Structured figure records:
____

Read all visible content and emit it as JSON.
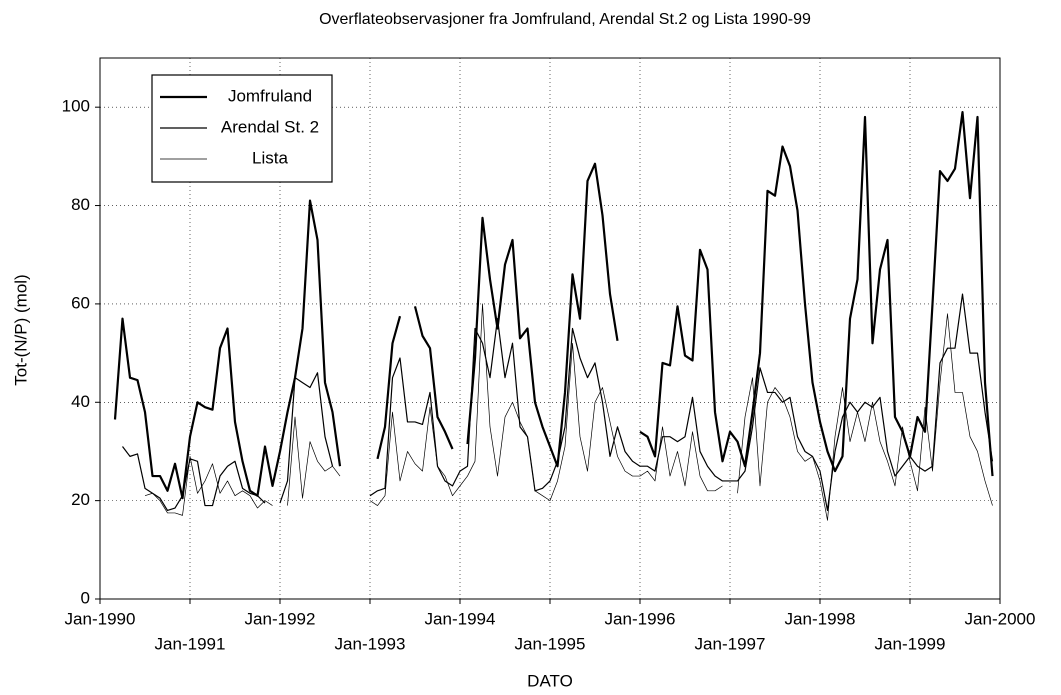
{
  "chart_data": {
    "type": "line",
    "title": "Overflateobservasjoner fra Jomfruland, Arendal St.2 og Lista 1990-99",
    "x_label": "DATO",
    "y_label": "Tot-(N/P) (mol)",
    "x": [
      "1990-03",
      "1990-04",
      "1990-05",
      "1990-06",
      "1990-07",
      "1990-08",
      "1990-09",
      "1990-10",
      "1990-11",
      "1990-12",
      "1991-01",
      "1991-02",
      "1991-03",
      "1991-04",
      "1991-05",
      "1991-06",
      "1991-07",
      "1991-08",
      "1991-09",
      "1991-10",
      "1991-11",
      "1991-12",
      "1992-01",
      "1992-02",
      "1992-03",
      "1992-04",
      "1992-05",
      "1992-06",
      "1992-07",
      "1992-08",
      "1992-09",
      "1992-10",
      "1992-11",
      "1992-12",
      "1993-01",
      "1993-02",
      "1993-03",
      "1993-04",
      "1993-05",
      "1993-06",
      "1993-07",
      "1993-08",
      "1993-09",
      "1993-10",
      "1993-11",
      "1993-12",
      "1994-01",
      "1994-02",
      "1994-03",
      "1994-04",
      "1994-05",
      "1994-06",
      "1994-07",
      "1994-08",
      "1994-09",
      "1994-10",
      "1994-11",
      "1994-12",
      "1995-01",
      "1995-02",
      "1995-03",
      "1995-04",
      "1995-05",
      "1995-06",
      "1995-07",
      "1995-08",
      "1995-09",
      "1995-10",
      "1995-11",
      "1995-12",
      "1996-01",
      "1996-02",
      "1996-03",
      "1996-04",
      "1996-05",
      "1996-06",
      "1996-07",
      "1996-08",
      "1996-09",
      "1996-10",
      "1996-11",
      "1996-12",
      "1997-01",
      "1997-02",
      "1997-03",
      "1997-04",
      "1997-05",
      "1997-06",
      "1997-07",
      "1997-08",
      "1997-09",
      "1997-10",
      "1997-11",
      "1997-12",
      "1998-01",
      "1998-02",
      "1998-03",
      "1998-04",
      "1998-05",
      "1998-06",
      "1998-07",
      "1998-08",
      "1998-09",
      "1998-10",
      "1998-11",
      "1998-12",
      "1999-01",
      "1999-02",
      "1999-03",
      "1999-04",
      "1999-05",
      "1999-06",
      "1999-07",
      "1999-08",
      "1999-09",
      "1999-10",
      "1999-11",
      "1999-12"
    ],
    "series": [
      {
        "name": "Jomfruland",
        "color": "#000000",
        "linewidth": 2.2,
        "values": [
          36.5,
          57,
          45,
          44.5,
          38,
          25,
          25,
          22,
          27.5,
          20.5,
          33,
          40,
          39,
          38.5,
          51,
          55,
          36,
          28,
          22,
          21,
          31,
          23,
          30,
          38,
          45,
          55,
          81,
          73,
          44,
          38,
          27,
          null,
          null,
          null,
          null,
          28.5,
          35,
          52,
          57.5,
          null,
          59.5,
          53.5,
          51,
          37,
          34,
          30.5,
          null,
          31.5,
          49,
          77.5,
          65,
          55,
          68,
          73,
          53,
          55,
          40,
          35,
          31,
          27,
          42,
          66,
          57,
          85,
          88.5,
          78,
          62,
          52.5,
          null,
          null,
          34,
          33,
          29,
          48,
          47.5,
          59.5,
          49.5,
          48.5,
          71,
          67,
          38,
          28,
          34,
          32,
          27,
          38,
          50,
          83,
          82,
          92,
          88,
          79,
          60,
          44,
          36,
          30,
          26,
          29,
          57,
          65,
          98,
          52,
          67,
          73,
          37,
          34,
          29,
          37,
          34,
          60,
          87,
          85,
          87.5,
          99,
          81.5,
          98,
          44,
          25
        ]
      },
      {
        "name": "Arendal St. 2",
        "color": "#000000",
        "linewidth": 1.2,
        "values": [
          null,
          31,
          29,
          29.5,
          22.5,
          21.5,
          20.5,
          18,
          18.5,
          21,
          28.5,
          28,
          19,
          19,
          25,
          27,
          28,
          22.5,
          21.5,
          21,
          19.5,
          null,
          19.5,
          24,
          45,
          44,
          43,
          46,
          33,
          27,
          null,
          null,
          null,
          null,
          21,
          22,
          22.5,
          45,
          49,
          36,
          36,
          35.5,
          42,
          27,
          24,
          23,
          26,
          27,
          55,
          52,
          45,
          57,
          45,
          52,
          35,
          33,
          22,
          22.5,
          24,
          28,
          35,
          55,
          49,
          45,
          48,
          40,
          29,
          35,
          30,
          28,
          27,
          27,
          26,
          33,
          33,
          32,
          33,
          41,
          30,
          27,
          25,
          24,
          24,
          24,
          26,
          35,
          47,
          42,
          42,
          40,
          41,
          33,
          30,
          29,
          26,
          18,
          30,
          37,
          40,
          38,
          40,
          39,
          41,
          30,
          25,
          27,
          29,
          27,
          26,
          27,
          48,
          51,
          51,
          62,
          50,
          50,
          38,
          28
        ]
      },
      {
        "name": "Lista",
        "color": "#000000",
        "linewidth": 0.7,
        "values": [
          null,
          null,
          null,
          null,
          21,
          21.5,
          20,
          17.5,
          17.5,
          17,
          29,
          21.5,
          24,
          27.5,
          21.5,
          24,
          21,
          22,
          21,
          18.5,
          20,
          19,
          null,
          19,
          37,
          20.5,
          32,
          28,
          26,
          27,
          25,
          null,
          null,
          null,
          20,
          19,
          21,
          38,
          24,
          30,
          27.5,
          26,
          39,
          27,
          25,
          21,
          23,
          25,
          28,
          60,
          35,
          25,
          37,
          40,
          36,
          33,
          22,
          21,
          20,
          24,
          31,
          52,
          33,
          26,
          40,
          43,
          36,
          29,
          26,
          25,
          25,
          26,
          24,
          35,
          25,
          30,
          23,
          34,
          25,
          22,
          22,
          23,
          null,
          21.5,
          37,
          45,
          23,
          40,
          43,
          41,
          37,
          30,
          28,
          29,
          24,
          16,
          33,
          43,
          32,
          38,
          32,
          40,
          32,
          28,
          23,
          35,
          28,
          22,
          39,
          26,
          44,
          58,
          42,
          42,
          33,
          30,
          24,
          19
        ]
      }
    ],
    "xlim": [
      "1990-01",
      "2000-01"
    ],
    "xticks": [
      {
        "value": "1990-01",
        "label": "Jan-1990"
      },
      {
        "value": "1991-01",
        "label": "Jan-1991"
      },
      {
        "value": "1992-01",
        "label": "Jan-1992"
      },
      {
        "value": "1993-01",
        "label": "Jan-1993"
      },
      {
        "value": "1994-01",
        "label": "Jan-1994"
      },
      {
        "value": "1995-01",
        "label": "Jan-1995"
      },
      {
        "value": "1996-01",
        "label": "Jan-1996"
      },
      {
        "value": "1997-01",
        "label": "Jan-1997"
      },
      {
        "value": "1998-01",
        "label": "Jan-1998"
      },
      {
        "value": "1999-01",
        "label": "Jan-1999"
      },
      {
        "value": "2000-01",
        "label": "Jan-2000"
      }
    ],
    "ylim": [
      0,
      110
    ],
    "yticks": [
      0,
      20,
      40,
      60,
      80,
      100
    ],
    "grid": true,
    "legend": "upper-left"
  }
}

____

▸ **EXERCISE PROMPT**: Copy out every line of the data that includes the word "Arendal".

▸ **COMPLETED TASK**:
    "title": "Overflateobservasjoner fra Jomfruland, Arendal St.2 og Lista 1990-99",
        "name": "Arendal St. 2",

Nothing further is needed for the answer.